Source material:
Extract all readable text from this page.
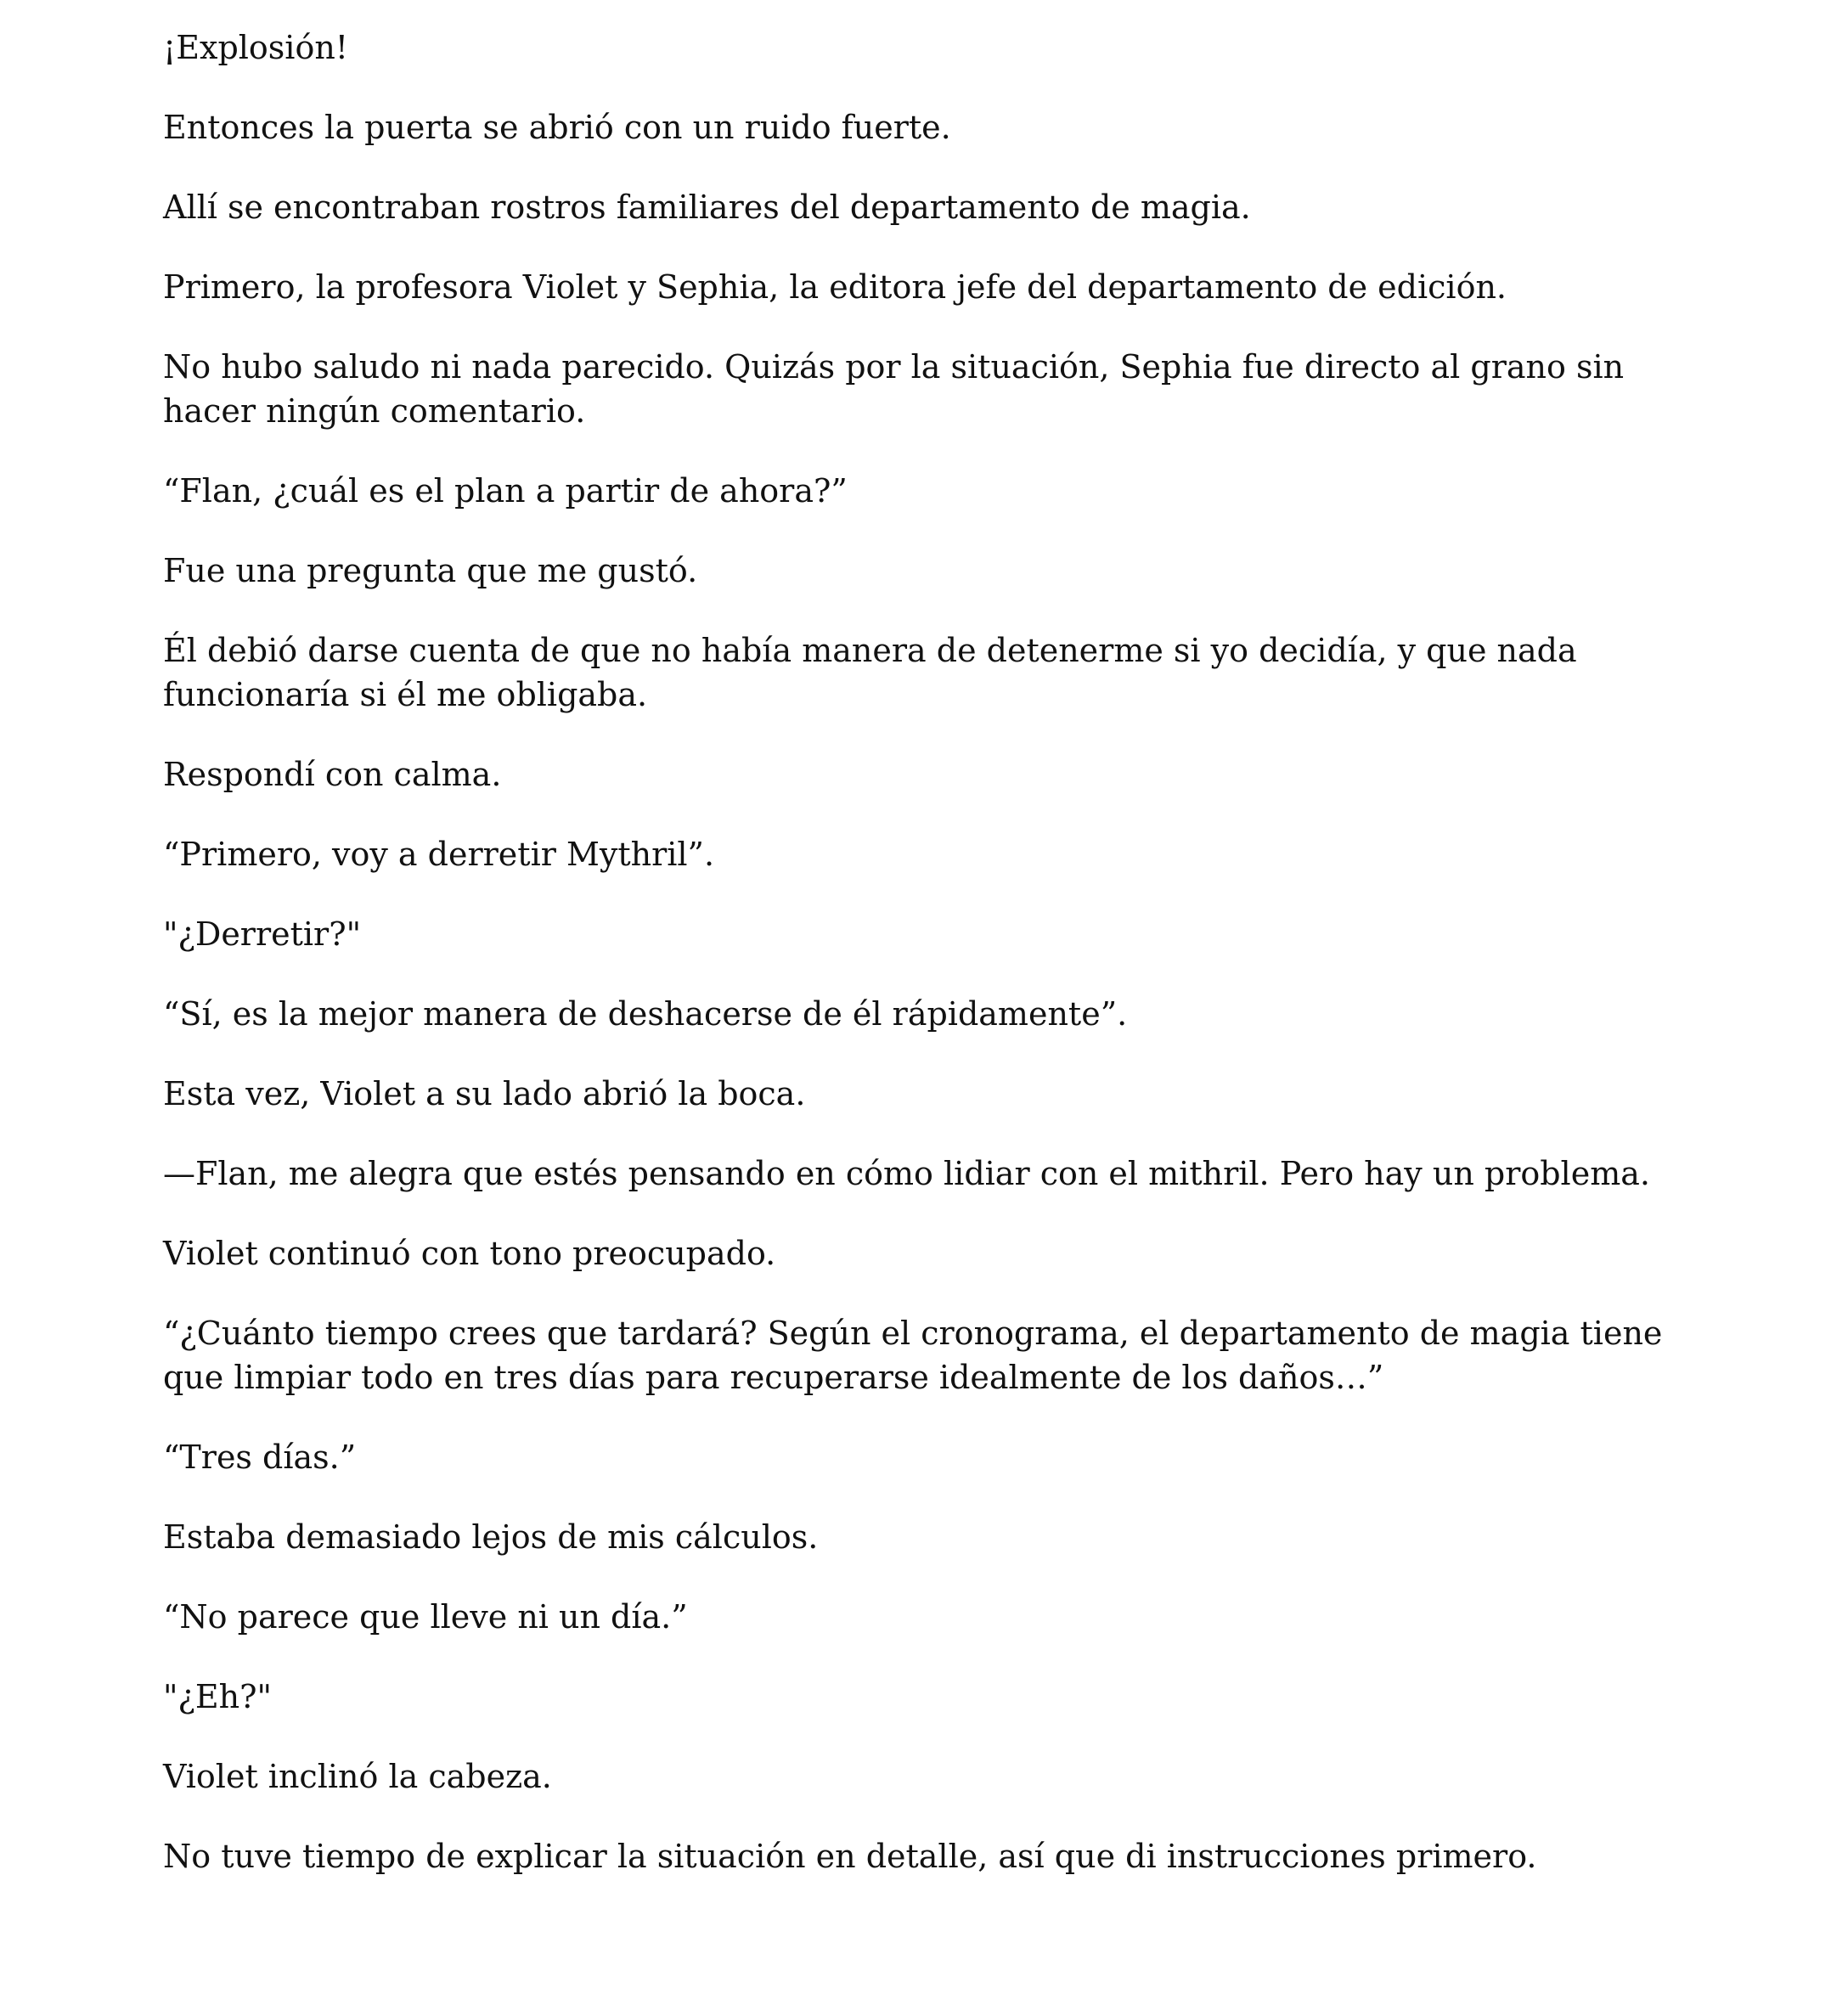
¡Explosión!

Entonces la puerta se abrió con un ruido fuerte.

Allí se encontraban rostros familiares del departamento de magia.

Primero, la profesora Violet y Sephia, la editora jefe del departamento de edición.

No hubo saludo ni nada parecido. Quizás por la situación, Sephia fue directo al grano sin hacer ningún comentario.

“Flan, ¿cuál es el plan a partir de ahora?”

Fue una pregunta que me gustó.

Él debió darse cuenta de que no había manera de detenerme si yo decidía, y que nada funcionaría si él me obligaba.

Respondí con calma.

“Primero, voy a derretir Mythril”.

"¿Derretir?"

“Sí, es la mejor manera de deshacerse de él rápidamente”.

Esta vez, Violet a su lado abrió la boca.

—Flan, me alegra que estés pensando en cómo lidiar con el mithril. Pero hay un problema.

Violet continuó con tono preocupado.

“¿Cuánto tiempo crees que tardará? Según el cronograma, el departamento de magia tiene que limpiar todo en tres días para recuperarse idealmente de los daños…”

“Tres días.”

Estaba demasiado lejos de mis cálculos.

“No parece que lleve ni un día.”

"¿Eh?"

Violet inclinó la cabeza.

No tuve tiempo de explicar la situación en detalle, así que di instrucciones primero.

Written request:
Scan the material above. Copy each line that holds the word "Violet".

Response below:
Primero, la profesora Violet y Sephia, la editora jefe del departamento de edición.
Esta vez, Violet a su lado abrió la boca.
Violet continuó con tono preocupado.
Violet inclinó la cabeza.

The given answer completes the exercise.